*Your goal*. Reproduce the records that follow exactly as they are written.

(Page transcription dataset items)

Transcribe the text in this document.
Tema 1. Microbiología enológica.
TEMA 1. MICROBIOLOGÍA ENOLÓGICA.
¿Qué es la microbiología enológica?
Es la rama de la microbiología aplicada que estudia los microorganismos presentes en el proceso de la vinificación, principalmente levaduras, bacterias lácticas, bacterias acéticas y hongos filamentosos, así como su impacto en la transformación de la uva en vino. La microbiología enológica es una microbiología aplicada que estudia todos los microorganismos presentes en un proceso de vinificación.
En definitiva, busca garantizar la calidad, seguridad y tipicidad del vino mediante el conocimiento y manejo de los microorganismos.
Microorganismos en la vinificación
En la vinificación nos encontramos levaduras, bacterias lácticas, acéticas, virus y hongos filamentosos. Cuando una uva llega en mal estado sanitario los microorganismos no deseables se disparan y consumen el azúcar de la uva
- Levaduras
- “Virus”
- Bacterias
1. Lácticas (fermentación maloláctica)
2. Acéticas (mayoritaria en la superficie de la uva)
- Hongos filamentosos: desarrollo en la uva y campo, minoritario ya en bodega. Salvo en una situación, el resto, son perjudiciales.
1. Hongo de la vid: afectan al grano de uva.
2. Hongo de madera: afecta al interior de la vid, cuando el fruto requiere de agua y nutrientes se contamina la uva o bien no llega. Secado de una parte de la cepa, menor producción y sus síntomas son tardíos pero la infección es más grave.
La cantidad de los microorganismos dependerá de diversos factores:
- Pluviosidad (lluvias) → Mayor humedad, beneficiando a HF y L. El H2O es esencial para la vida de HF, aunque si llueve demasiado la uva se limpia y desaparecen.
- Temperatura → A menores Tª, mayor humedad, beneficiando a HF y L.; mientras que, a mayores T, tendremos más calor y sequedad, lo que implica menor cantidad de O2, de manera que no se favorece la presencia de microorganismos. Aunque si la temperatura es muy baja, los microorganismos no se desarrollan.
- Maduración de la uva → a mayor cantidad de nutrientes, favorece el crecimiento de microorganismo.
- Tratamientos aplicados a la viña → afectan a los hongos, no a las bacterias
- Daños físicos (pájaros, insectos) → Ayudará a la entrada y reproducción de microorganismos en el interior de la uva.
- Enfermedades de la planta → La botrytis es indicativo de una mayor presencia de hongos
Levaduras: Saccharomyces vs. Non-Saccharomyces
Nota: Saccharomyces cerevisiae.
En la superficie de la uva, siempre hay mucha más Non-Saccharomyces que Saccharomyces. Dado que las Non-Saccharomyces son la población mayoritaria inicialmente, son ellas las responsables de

*Exercise response*.
Transcribe the text in this document.
Tema 1. Microbiología enológica.
TEMA 1. MICROBIOLOGÍA ENOLÓGICA.
¿Qué es la microbiología enológica?
Es la rama de la microbiología aplicada que estudia los microorganismos presentes en el proceso de la vinificación, principalmente levaduras, bacterias lácticas, bacterias acéticas y hongos filamentosos, así como su impacto en la transformación de la uva en vino. La microbiología enológica es una microbiología aplicada que estudia todos los microorganismos presentes en un proceso de vinificación.
En definitiva, busca garantizar la calidad, seguridad y tipicidad del vino mediante el conocimiento y manejo de los microorganismos.
Microorganismos en la vinificación
En la vinificación nos encontramos levaduras, bacterias lácticas, acéticas, virus y hongos filamentosos. Cuando una uva llega en mal estado sanitario los microorganismos no deseables se disparan y consumen el azúcar de la uva
- Levaduras
- “Virus”
- Bacterias
1. Lácticas (fermentación maloláctica)
2. Acéticas (mayoritaria en la superficie de la uva)
- Hongos filamentosos: desarrollo en la uva y campo, minoritario ya en bodega. Salvo en una situación, el resto, son perjudiciales.
1. Hongo de la vid: afectan al grano de uva.
2. Hongo de madera: afecta al interior de la vid, cuando el fruto requiere de agua y nutrientes se contamina la uva o bien no llega. Secado de una parte de la cepa, menor producción y sus síntomas son tardíos pero la infección es más grave.
La cantidad de los microorganismos dependerá de diversos factores:
- Pluviosidad (lluvias) → Mayor humedad, beneficiando a HF y L. El H2O es esencial para la vida de HF, aunque si llueve demasiado la uva se limpia y desaparecen.
- Temperatura → A menores Tª, mayor humedad, beneficiando a HF y L.; mientras que, a mayores T, tendremos más calor y sequedad, lo que implica menor cantidad de O2, de manera que no se favorece la presencia de microorganismos. Aunque si la temperatura es muy baja, los microorganismos no se desarrollan.
- Maduración de la uva → a mayor cantidad de nutrientes, favorece el crecimiento de microorganismo.
- Tratamientos aplicados a la viña → afectan a los hongos, no a las bacterias
- Daños físicos (pájaros, insectos) → Ayudará a la entrada y reproducción de microorganismos en el interior de la uva.
- Enfermedades de la planta → La botrytis es indicativo de una mayor presencia de hongos
Levaduras: Saccharomyces vs. Non-Saccharomyces
Nota: Saccharomyces cerevisiae.
En la superficie de la uva, siempre hay mucha más Non-Saccharomyces que Saccharomyces. Dado que las Non-Saccharomyces son la población mayoritaria inicialmente, son ellas las responsables de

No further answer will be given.